* SET TASK: Reproduce the text of the material below verbatim, omitting the pictures.

* DATA FOR PROCESSING:
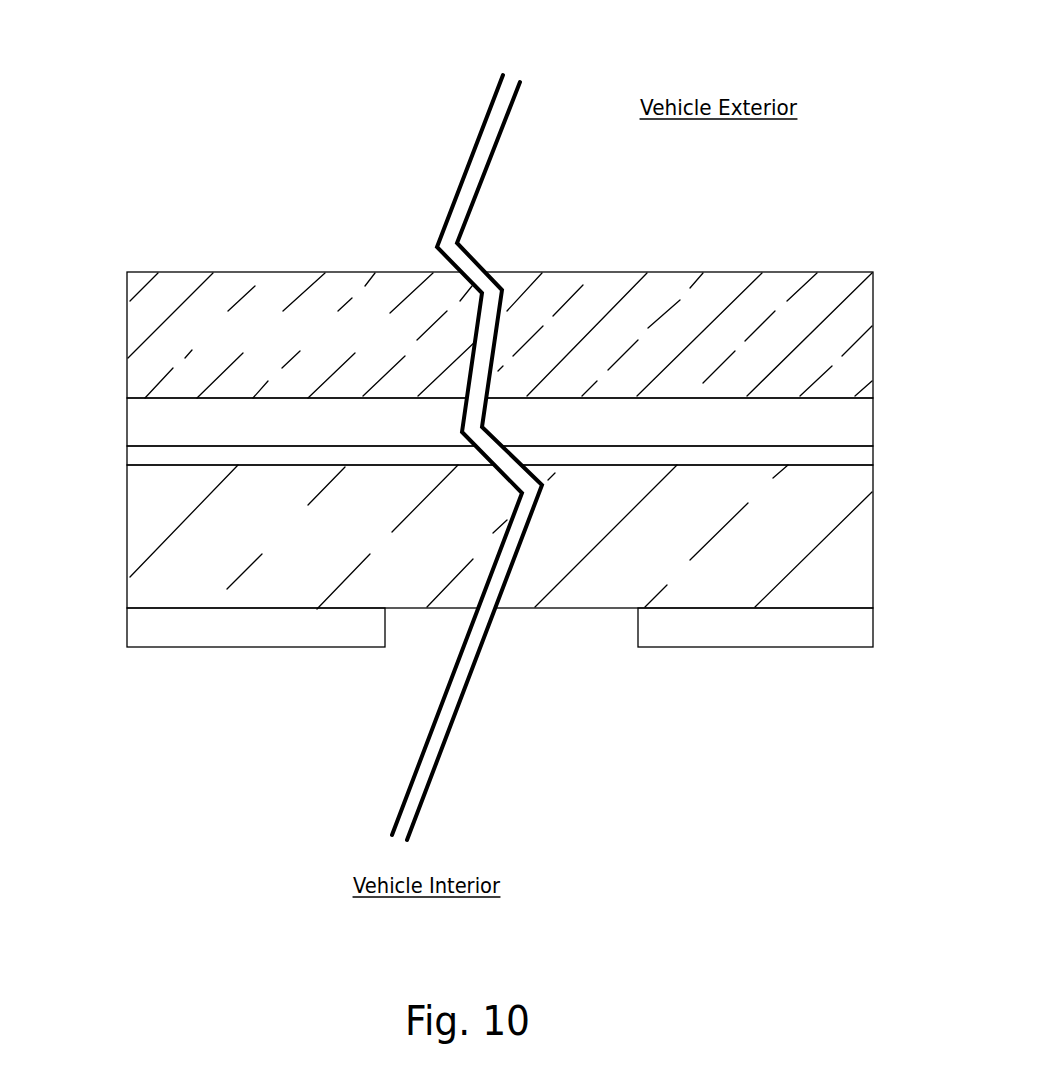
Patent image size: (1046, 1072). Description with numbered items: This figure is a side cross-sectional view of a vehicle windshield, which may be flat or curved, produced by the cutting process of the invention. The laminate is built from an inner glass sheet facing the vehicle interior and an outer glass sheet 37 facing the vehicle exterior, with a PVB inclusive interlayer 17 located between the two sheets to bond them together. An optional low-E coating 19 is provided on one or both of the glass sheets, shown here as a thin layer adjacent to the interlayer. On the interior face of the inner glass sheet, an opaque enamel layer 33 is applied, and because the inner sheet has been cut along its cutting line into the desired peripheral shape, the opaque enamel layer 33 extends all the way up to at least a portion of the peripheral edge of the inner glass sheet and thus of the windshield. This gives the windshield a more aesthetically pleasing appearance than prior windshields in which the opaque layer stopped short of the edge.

The outer glass sheet 37 is at (663, 287).
The PVB inclusive interlayer 17 is at (866, 420).
The low-E coating 19 is at (865, 456).
The opaque enamel layer 33 is at (350, 633).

* RESULT OF THIS EXERCISE:
Patent image size: (1046, 1072). Description with numbered items: This figure is a side cross-sectional view of a vehicle windshield, which may be flat or curved, produced by the cutting process of the invention. The laminate is built from an inner glass sheet facing the vehicle interior and an outer glass sheet 37 facing the vehicle exterior, with a PVB inclusive interlayer 17 located between the two sheets to bond them together. An optional low-E coating 19 is provided on one or both of the glass sheets, shown here as a thin layer adjacent to the interlayer. On the interior face of the inner glass sheet, an opaque enamel layer 33 is applied, and because the inner sheet has been cut along its cutting line into the desired peripheral shape, the opaque enamel layer 33 extends all the way up to at least a portion of the peripheral edge of the inner glass sheet and thus of the windshield. This gives the windshield a more aesthetically pleasing appearance than prior windshields in which the opaque layer stopped short of the edge.

The outer glass sheet 37 is at (663, 287).
The PVB inclusive interlayer 17 is at (866, 420).
The low-E coating 19 is at (865, 456).
The opaque enamel layer 33 is at (350, 633).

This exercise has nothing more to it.